Prompt: Repeat the material in full. Keep every line exactly as it is.

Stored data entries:
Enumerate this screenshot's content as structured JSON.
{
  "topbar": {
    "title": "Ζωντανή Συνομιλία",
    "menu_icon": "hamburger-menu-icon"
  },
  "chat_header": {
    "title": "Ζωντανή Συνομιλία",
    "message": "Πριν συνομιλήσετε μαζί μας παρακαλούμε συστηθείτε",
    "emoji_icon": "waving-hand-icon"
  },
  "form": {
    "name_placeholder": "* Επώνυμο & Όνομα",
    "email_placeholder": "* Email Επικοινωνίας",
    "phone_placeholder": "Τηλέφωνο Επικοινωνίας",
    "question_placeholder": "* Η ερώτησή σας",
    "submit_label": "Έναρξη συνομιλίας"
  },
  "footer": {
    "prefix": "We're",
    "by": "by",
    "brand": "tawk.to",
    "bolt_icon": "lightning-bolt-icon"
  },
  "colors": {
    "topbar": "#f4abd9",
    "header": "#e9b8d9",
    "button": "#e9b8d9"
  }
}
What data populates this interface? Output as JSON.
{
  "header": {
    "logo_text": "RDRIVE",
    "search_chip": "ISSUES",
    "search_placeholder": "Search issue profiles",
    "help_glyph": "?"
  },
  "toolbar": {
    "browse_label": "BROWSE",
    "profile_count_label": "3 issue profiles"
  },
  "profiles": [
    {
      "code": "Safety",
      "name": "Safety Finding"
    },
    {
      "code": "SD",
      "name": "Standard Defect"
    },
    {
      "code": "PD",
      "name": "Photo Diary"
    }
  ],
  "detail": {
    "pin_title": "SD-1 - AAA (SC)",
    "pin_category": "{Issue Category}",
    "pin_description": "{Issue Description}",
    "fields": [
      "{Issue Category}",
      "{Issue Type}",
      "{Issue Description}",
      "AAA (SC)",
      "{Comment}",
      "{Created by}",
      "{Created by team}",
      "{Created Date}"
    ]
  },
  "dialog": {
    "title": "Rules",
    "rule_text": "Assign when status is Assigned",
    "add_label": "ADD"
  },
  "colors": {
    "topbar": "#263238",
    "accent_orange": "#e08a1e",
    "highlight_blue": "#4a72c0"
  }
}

Correct response:
Enumerate this screenshot's content as structured JSON.
{
  "topbar": {
    "title": "Ζωντανή Συνομιλία",
    "menu_icon": "hamburger-menu-icon"
  },
  "chat_header": {
    "title": "Ζωντανή Συνομιλία",
    "message": "Πριν συνομιλήσετε μαζί μας παρακαλούμε συστηθείτε",
    "emoji_icon": "waving-hand-icon"
  },
  "form": {
    "name_placeholder": "* Επώνυμο & Όνομα",
    "email_placeholder": "* Email Επικοινωνίας",
    "phone_placeholder": "Τηλέφωνο Επικοινωνίας",
    "question_placeholder": "* Η ερώτησή σας",
    "submit_label": "Έναρξη συνομιλίας"
  },
  "footer": {
    "prefix": "We're",
    "by": "by",
    "brand": "tawk.to",
    "bolt_icon": "lightning-bolt-icon"
  },
  "colors": {
    "topbar": "#f4abd9",
    "header": "#e9b8d9",
    "button": "#e9b8d9"
  }
}
What data populates this interface? Output as JSON.
{
  "header": {
    "logo_text": "RDRIVE",
    "search_chip": "ISSUES",
    "search_placeholder": "Search issue profiles",
    "help_glyph": "?"
  },
  "toolbar": {
    "browse_label": "BROWSE",
    "profile_count_label": "3 issue profiles"
  },
  "profiles": [
    {
      "code": "Safety",
      "name": "Safety Finding"
    },
    {
      "code": "SD",
      "name": "Standard Defect"
    },
    {
      "code": "PD",
      "name": "Photo Diary"
    }
  ],
  "detail": {
    "pin_title": "SD-1 - AAA (SC)",
    "pin_category": "{Issue Category}",
    "pin_description": "{Issue Description}",
    "fields": [
      "{Issue Category}",
      "{Issue Type}",
      "{Issue Description}",
      "AAA (SC)",
      "{Comment}",
      "{Created by}",
      "{Created by team}",
      "{Created Date}"
    ]
  },
  "dialog": {
    "title": "Rules",
    "rule_text": "Assign when status is Assigned",
    "add_label": "ADD"
  },
  "colors": {
    "topbar": "#263238",
    "accent_orange": "#e08a1e",
    "highlight_blue": "#4a72c0"
  }
}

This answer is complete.